• [THE PROBLEM]: Give the count of lines in the data that include the string "document", with no added remarks.

Dataset entries
####################
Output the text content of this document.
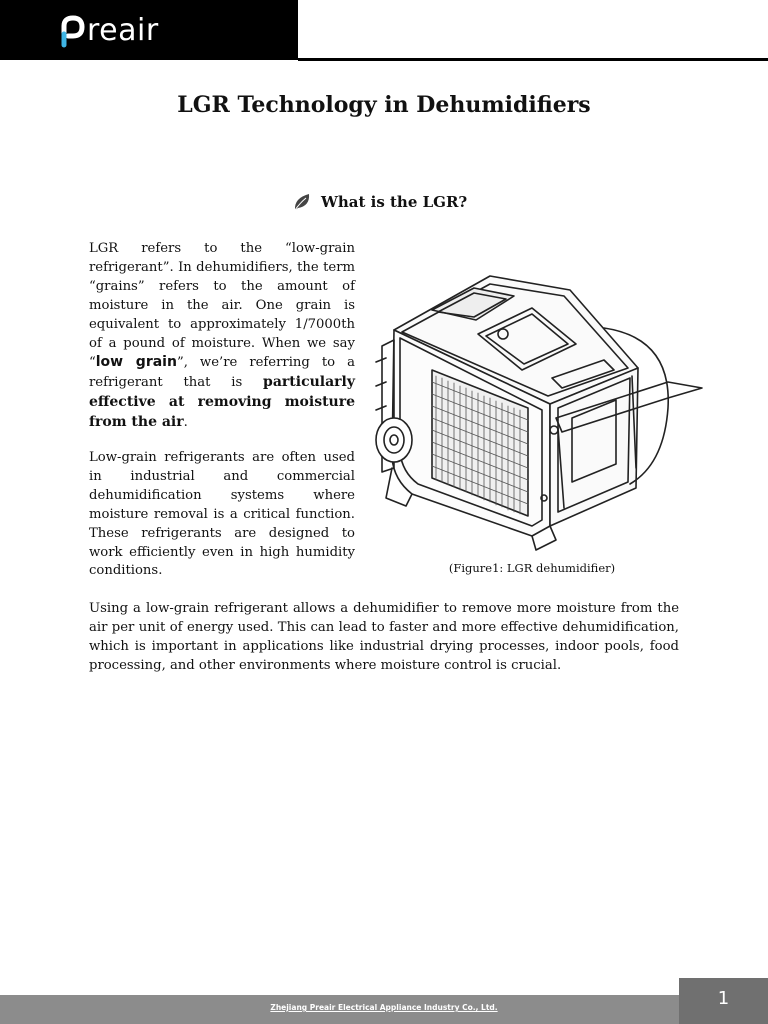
reair
LGR Technology in Dehumidifiers
What is the LGR?

LGR refers to the “low-grain refrigerant”. In dehumidifiers, the term “grains” refers to the amount of moisture in the air. One grain is equivalent to approximately 1/7000th of a pound of moisture. When we say “low grain”, we’re referring to a refrigerant that is particularly effective at removing moisture from the air.

Low-grain refrigerants are often used in industrial and commercial dehumidification systems where moisture removal is a critical function. These refrigerants are designed to work efficiently even in high humidity conditions.	(Figure1: LGR dehumidifier)

Using a low-grain refrigerant allows a dehumidifier to remove more moisture from the air per unit of energy used. This can lead to faster and more effective dehumidification, which is important in applications like industrial drying processes, indoor pools, food processing, and other environments where moisture control is crucial.

Zhejiang Preair Electrical Appliance Industry Co., Ltd.	1
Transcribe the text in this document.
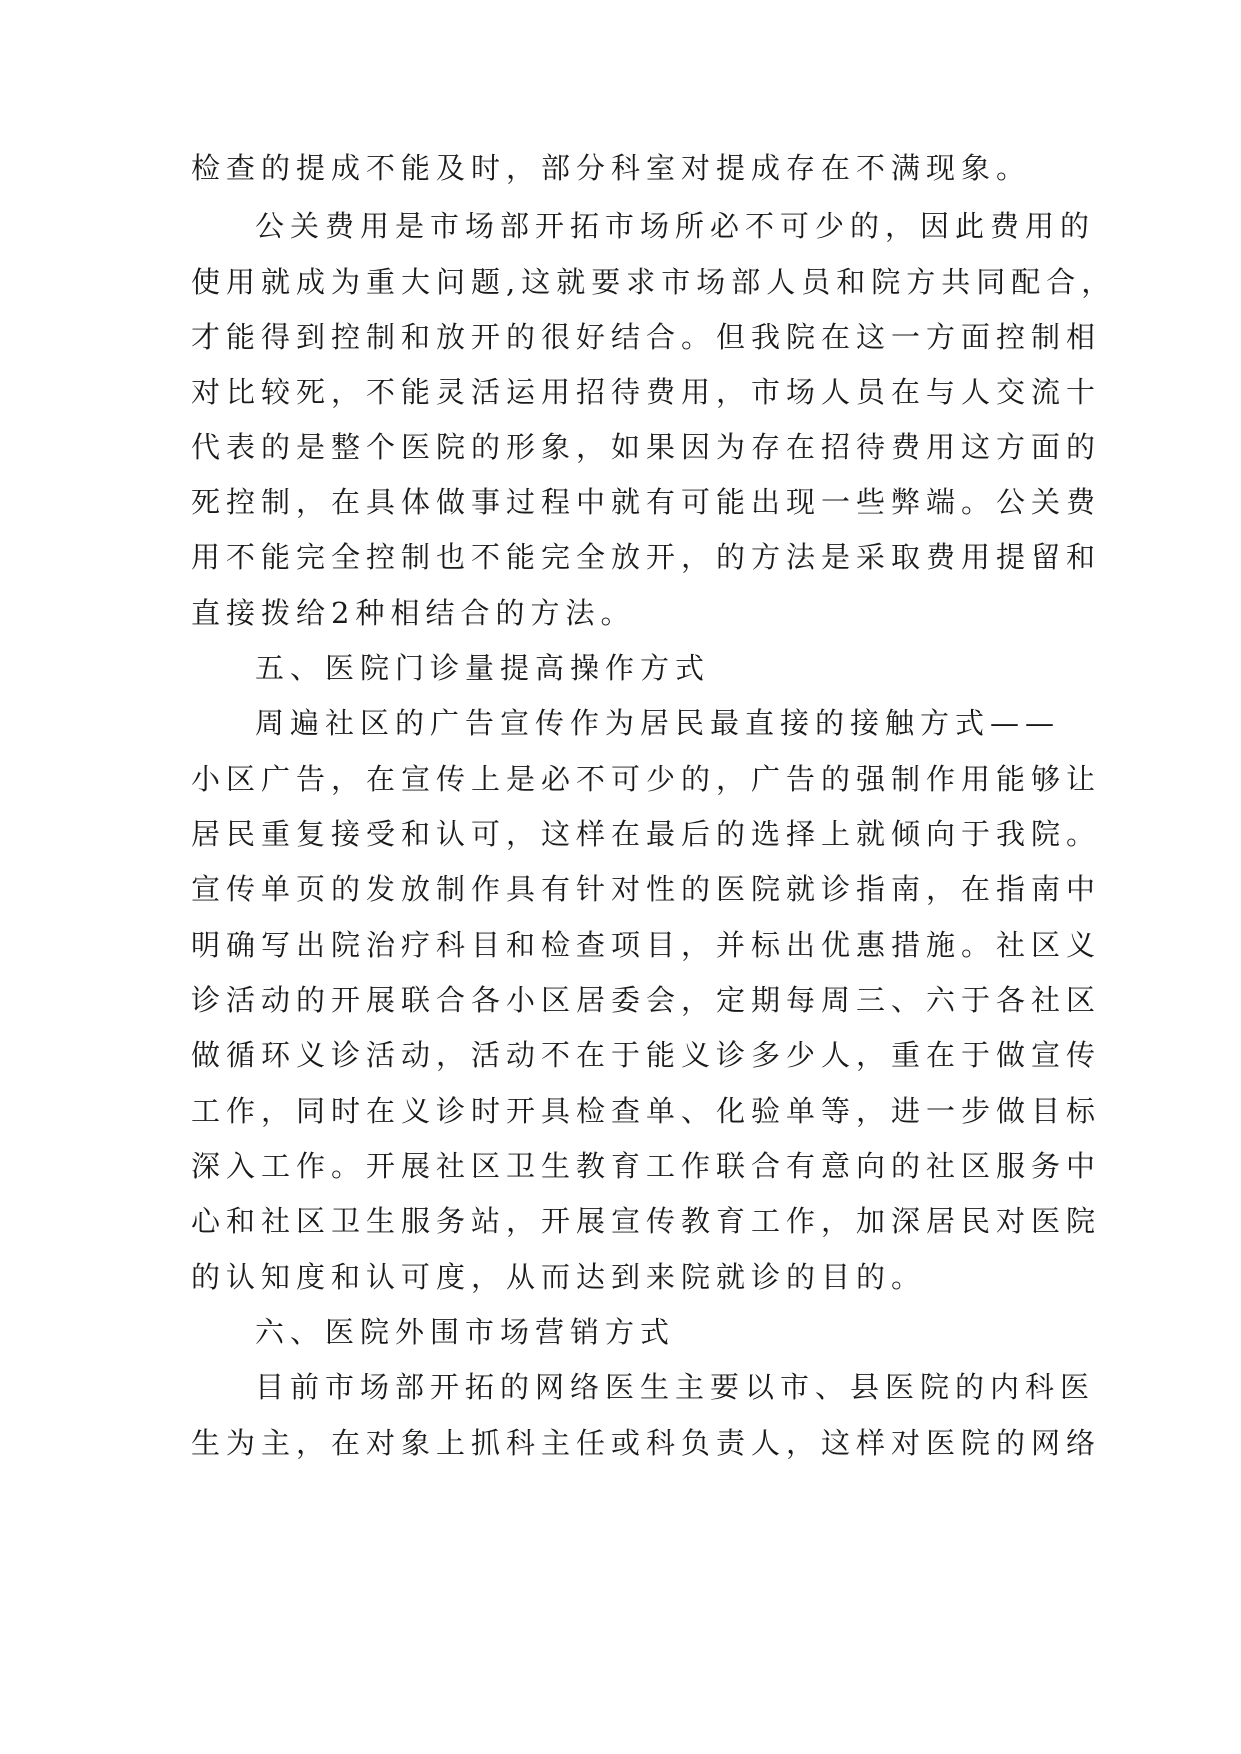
检查的提成不能及时，部分科室对提成存在不满现象。
公关费用是市场部开拓市场所必不可少的，因此费用的
使用就成为重大问题,这就要求市场部人员和院方共同配合，
才能得到控制和放开的很好结合。但我院在这一方面控制相
对比较死，不能灵活运用招待费用，市场人员在与人交流十
代表的是整个医院的形象，如果因为存在招待费用这方面的
死控制，在具体做事过程中就有可能出现一些弊端。公关费
用不能完全控制也不能完全放开，的方法是采取费用提留和
直接拨给2种相结合的方法。
五、医院门诊量提高操作方式
周遍社区的广告宣传作为居民最直接的接触方式——
小区广告，在宣传上是必不可少的，广告的强制作用能够让
居民重复接受和认可，这样在最后的选择上就倾向于我院。
宣传单页的发放制作具有针对性的医院就诊指南，在指南中
明确写出院治疗科目和检查项目，并标出优惠措施。社区义
诊活动的开展联合各小区居委会，定期每周三、六于各社区
做循环义诊活动，活动不在于能义诊多少人，重在于做宣传
工作，同时在义诊时开具检查单、化验单等，进一步做目标
深入工作。开展社区卫生教育工作联合有意向的社区服务中
心和社区卫生服务站，开展宣传教育工作，加深居民对医院
的认知度和认可度，从而达到来院就诊的目的。
六、医院外围市场营销方式
目前市场部开拓的网络医生主要以市、县医院的内科医
生为主，在对象上抓科主任或科负责人，这样对医院的网络
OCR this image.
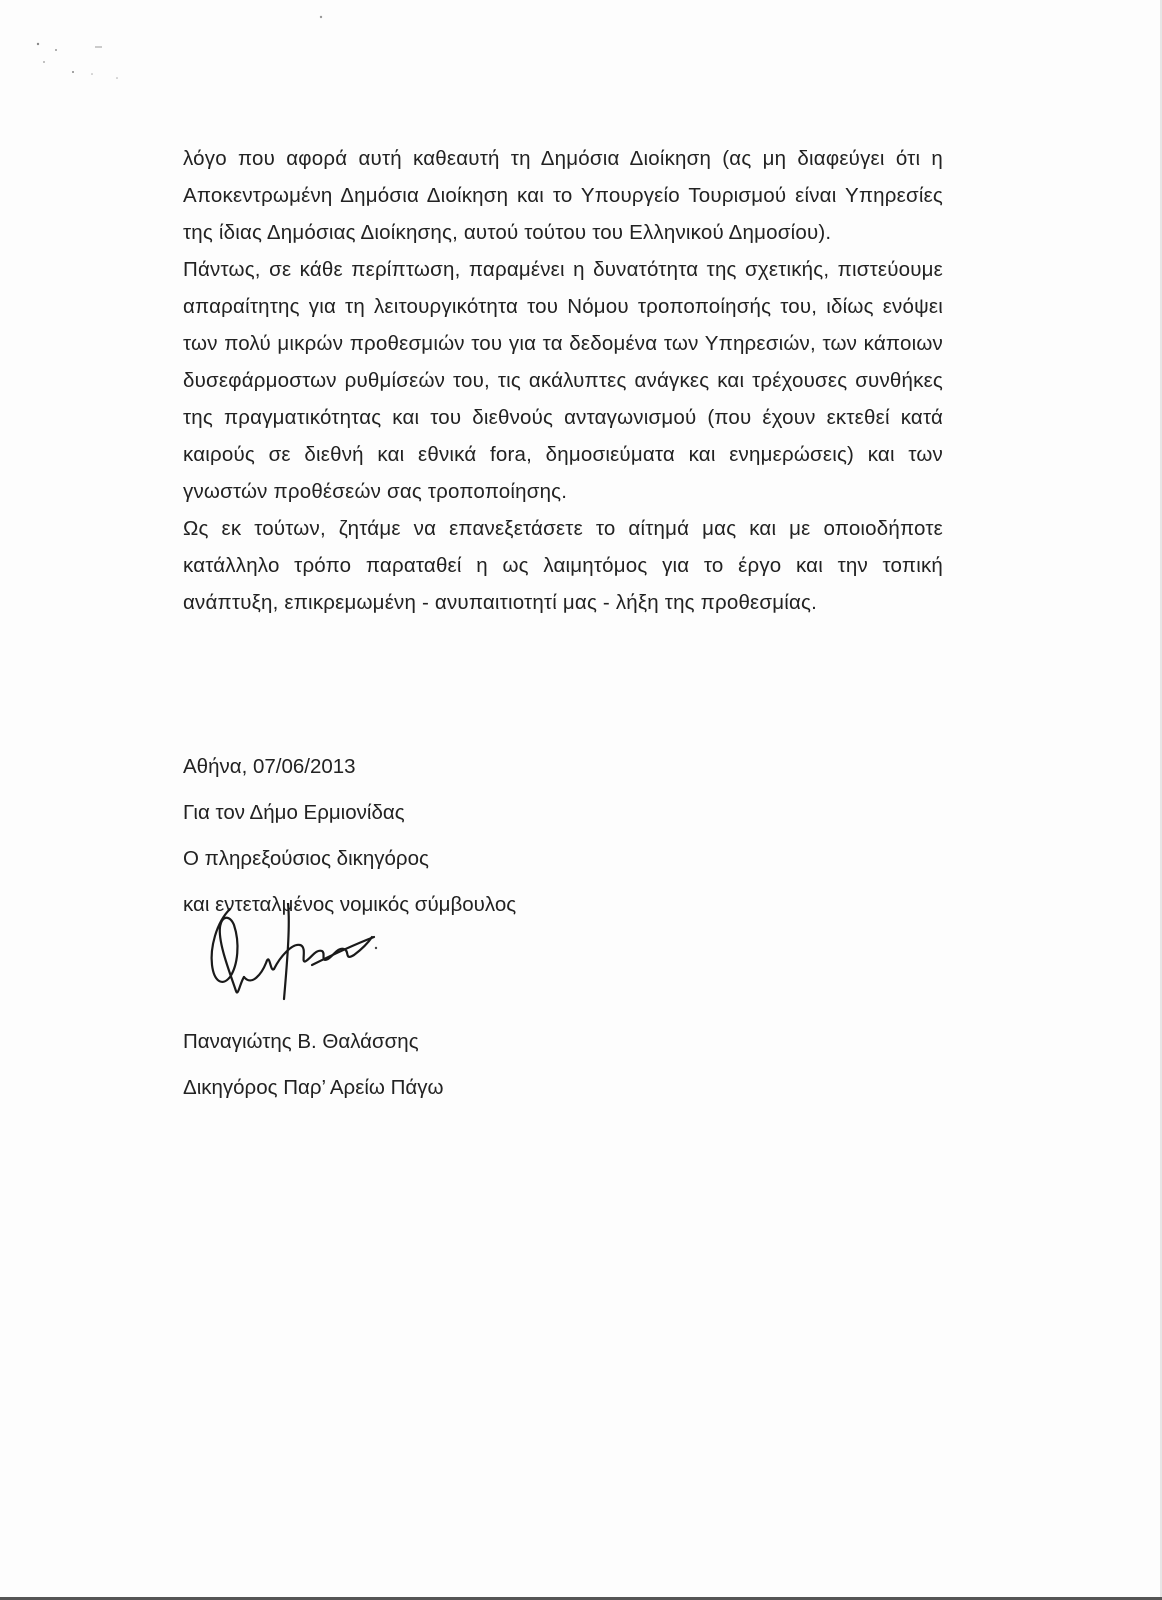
λόγο που αφορά αυτή καθεαυτή τη Δημόσια Διοίκηση (ας μη διαφεύγει ότι η Αποκεντρωμένη Δημόσια Διοίκηση και το Υπουργείο Τουρισμού είναι Υπηρεσίες της ίδιας Δημόσιας Διοίκησης, αυτού τούτου του Ελληνικού Δημοσίου).

Πάντως, σε κάθε περίπτωση, παραμένει η δυνατότητα της σχετικής, πιστεύουμε απαραίτητης για τη λειτουργικότητα του Νόμου τροποποίησής του, ιδίως ενόψει των πολύ μικρών προθεσμιών του για τα δεδομένα των Υπηρεσιών, των κάποιων δυσεφάρμοστων ρυθμίσεών του, τις ακάλυπτες ανάγκες και τρέχουσες συνθήκες της πραγματικότητας και του διεθνούς ανταγωνισμού (που έχουν εκτεθεί κατά καιρούς σε διεθνή και εθνικά fora, δημοσιεύματα και ενημερώσεις) και των γνωστών προθέσεών σας τροποποίησης.

Ως εκ τούτων, ζητάμε να επανεξετάσετε το αίτημά μας και με οποιοδήποτε κατάλληλο τρόπο παραταθεί η ως λαιμητόμος για το έργο και την τοπική ανάπτυξη, επικρεμωμένη - ανυπαιτιοτητί μας - λήξη της προθεσμίας.

Αθήνα, 07/06/2013
Για τον Δήμο Ερμιονίδας
Ο πληρεξούσιος δικηγόρος
και εντεταλμένος νομικός σύμβουλος
Παναγιώτης Β. Θαλάσσης
Δικηγόρος Παρ’ Αρείω Πάγω
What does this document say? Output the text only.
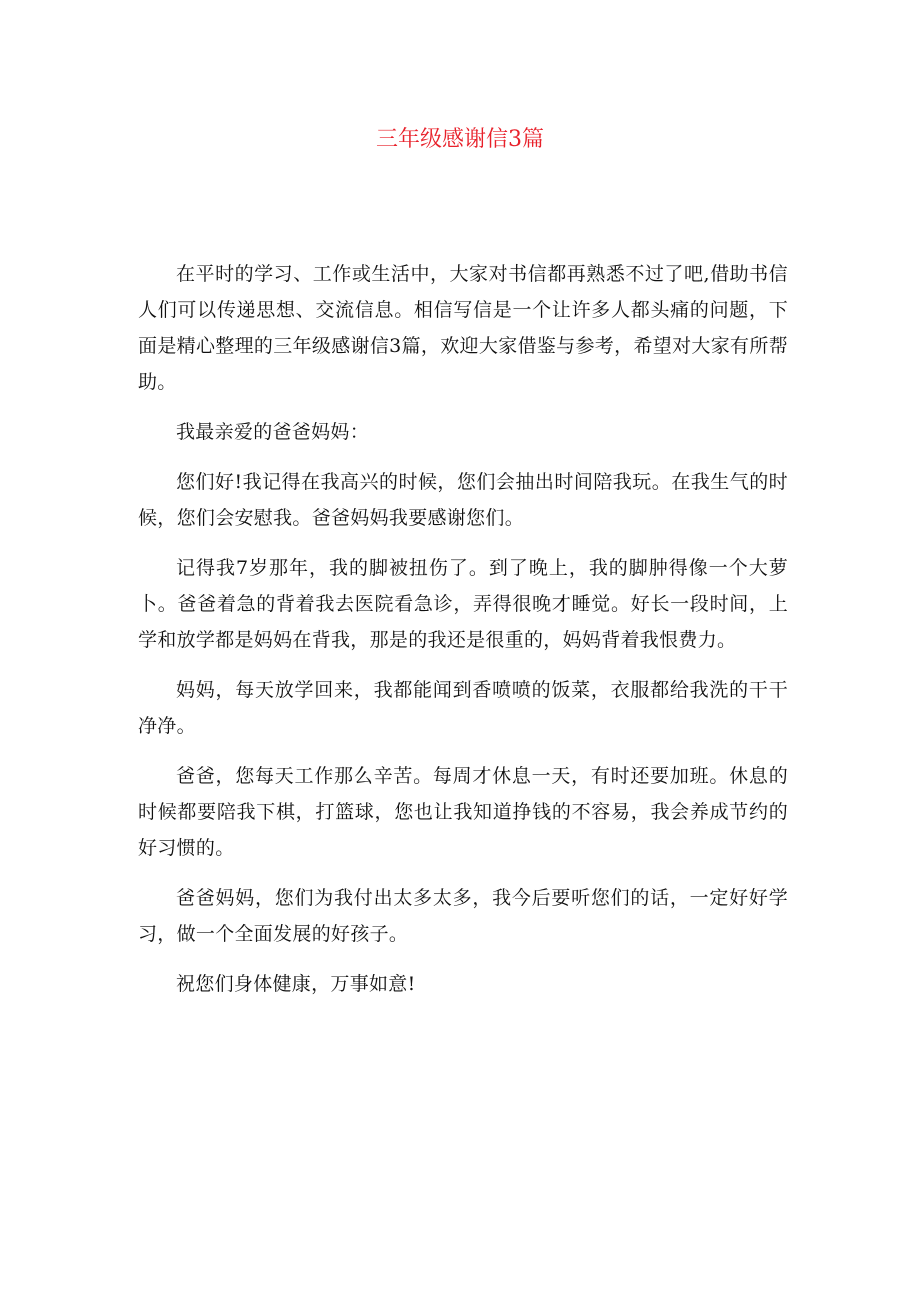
三年级感谢信3篇

在平时的学习、工作或生活中，大家对书信都再熟悉不过了吧,借助书信人们可以传递思想、交流信息。相信写信是一个让许多人都头痛的问题，下面是精心整理的三年级感谢信3篇，欢迎大家借鉴与参考，希望对大家有所帮助。

我最亲爱的爸爸妈妈：

您们好!我记得在我高兴的时候，您们会抽出时间陪我玩。在我生气的时候，您们会安慰我。爸爸妈妈我要感谢您们。

记得我7岁那年，我的脚被扭伤了。到了晚上，我的脚肿得像一个大萝卜。爸爸着急的背着我去医院看急诊，弄得很晚才睡觉。好长一段时间，上学和放学都是妈妈在背我，那是的我还是很重的，妈妈背着我恨费力。

妈妈，每天放学回来，我都能闻到香喷喷的饭菜，衣服都给我洗的干干净净。

爸爸，您每天工作那么辛苦。每周才休息一天，有时还要加班。休息的时候都要陪我下棋，打篮球，您也让我知道挣钱的不容易，我会养成节约的好习惯的。

爸爸妈妈，您们为我付出太多太多，我今后要听您们的话，一定好好学习，做一个全面发展的好孩子。

祝您们身体健康，万事如意!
####################
• [THE RESPONSE]: 3